Annotated region listings:
****************************************

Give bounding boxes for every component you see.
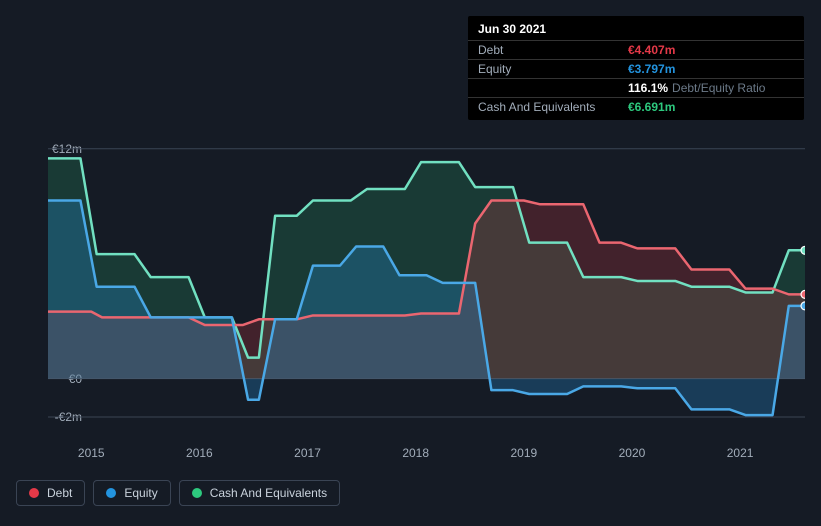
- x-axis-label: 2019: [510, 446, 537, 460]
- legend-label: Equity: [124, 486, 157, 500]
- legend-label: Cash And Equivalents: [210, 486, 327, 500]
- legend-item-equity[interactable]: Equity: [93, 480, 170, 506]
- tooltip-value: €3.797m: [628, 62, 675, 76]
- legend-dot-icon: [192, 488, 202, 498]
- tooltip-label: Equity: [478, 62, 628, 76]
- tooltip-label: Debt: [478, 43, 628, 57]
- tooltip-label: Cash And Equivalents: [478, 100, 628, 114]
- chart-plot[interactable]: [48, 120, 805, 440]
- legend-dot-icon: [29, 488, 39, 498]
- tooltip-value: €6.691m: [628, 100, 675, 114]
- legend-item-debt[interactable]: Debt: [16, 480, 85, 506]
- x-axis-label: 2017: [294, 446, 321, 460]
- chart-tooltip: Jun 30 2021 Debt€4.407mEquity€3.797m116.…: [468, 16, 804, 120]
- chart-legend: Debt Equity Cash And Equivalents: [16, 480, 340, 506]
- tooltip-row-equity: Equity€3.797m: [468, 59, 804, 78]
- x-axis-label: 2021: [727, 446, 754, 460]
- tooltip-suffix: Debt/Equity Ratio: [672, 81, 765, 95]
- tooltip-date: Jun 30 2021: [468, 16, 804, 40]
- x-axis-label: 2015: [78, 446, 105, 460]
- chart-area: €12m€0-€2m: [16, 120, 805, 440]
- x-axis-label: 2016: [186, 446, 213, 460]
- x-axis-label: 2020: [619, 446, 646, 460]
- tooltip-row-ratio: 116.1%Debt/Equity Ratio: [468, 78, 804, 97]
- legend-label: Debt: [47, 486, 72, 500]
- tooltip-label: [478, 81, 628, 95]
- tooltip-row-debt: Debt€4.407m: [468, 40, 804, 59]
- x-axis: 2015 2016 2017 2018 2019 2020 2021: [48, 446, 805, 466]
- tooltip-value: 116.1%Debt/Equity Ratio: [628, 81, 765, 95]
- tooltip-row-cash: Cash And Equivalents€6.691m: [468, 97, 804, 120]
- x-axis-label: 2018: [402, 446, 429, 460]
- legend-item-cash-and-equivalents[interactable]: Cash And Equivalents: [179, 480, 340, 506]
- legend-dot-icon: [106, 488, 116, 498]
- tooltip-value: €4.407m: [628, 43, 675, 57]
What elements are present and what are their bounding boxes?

****************************************

Copy every line of the records above word for word, but leave out the pictures.

Give bounding boxes for every component you see.
- x-axis-label: 2019: [510, 446, 537, 460]
- legend-label: Equity: [124, 486, 157, 500]
- legend-label: Cash And Equivalents: [210, 486, 327, 500]
- legend-item-equity[interactable]: Equity: [93, 480, 170, 506]
- tooltip-value: €3.797m: [628, 62, 675, 76]
- legend-dot-icon: [192, 488, 202, 498]
- tooltip-label: Equity: [478, 62, 628, 76]
- tooltip-label: Debt: [478, 43, 628, 57]
- tooltip-label: Cash And Equivalents: [478, 100, 628, 114]
- chart-plot[interactable]: [48, 120, 805, 440]
- legend-dot-icon: [29, 488, 39, 498]
- tooltip-value: €6.691m: [628, 100, 675, 114]
- legend-item-debt[interactable]: Debt: [16, 480, 85, 506]
- x-axis-label: 2017: [294, 446, 321, 460]
- chart-tooltip: Jun 30 2021 Debt€4.407mEquity€3.797m116.…: [468, 16, 804, 120]
- chart-legend: Debt Equity Cash And Equivalents: [16, 480, 340, 506]
- tooltip-row-equity: Equity€3.797m: [468, 59, 804, 78]
- x-axis-label: 2021: [727, 446, 754, 460]
- tooltip-suffix: Debt/Equity Ratio: [672, 81, 765, 95]
- tooltip-date: Jun 30 2021: [468, 16, 804, 40]
- x-axis-label: 2015: [78, 446, 105, 460]
- chart-area: €12m€0-€2m: [16, 120, 805, 440]
- x-axis-label: 2016: [186, 446, 213, 460]
- x-axis-label: 2020: [619, 446, 646, 460]
- tooltip-row-ratio: 116.1%Debt/Equity Ratio: [468, 78, 804, 97]
- legend-label: Debt: [47, 486, 72, 500]
- tooltip-label: [478, 81, 628, 95]
- tooltip-row-debt: Debt€4.407m: [468, 40, 804, 59]
- x-axis: 2015 2016 2017 2018 2019 2020 2021: [48, 446, 805, 466]
- tooltip-value: 116.1%Debt/Equity Ratio: [628, 81, 765, 95]
- tooltip-row-cash: Cash And Equivalents€6.691m: [468, 97, 804, 120]
- x-axis-label: 2018: [402, 446, 429, 460]
- legend-item-cash-and-equivalents[interactable]: Cash And Equivalents: [179, 480, 340, 506]
- legend-dot-icon: [106, 488, 116, 498]
- tooltip-value: €4.407m: [628, 43, 675, 57]
What elements are present and what are their bounding boxes?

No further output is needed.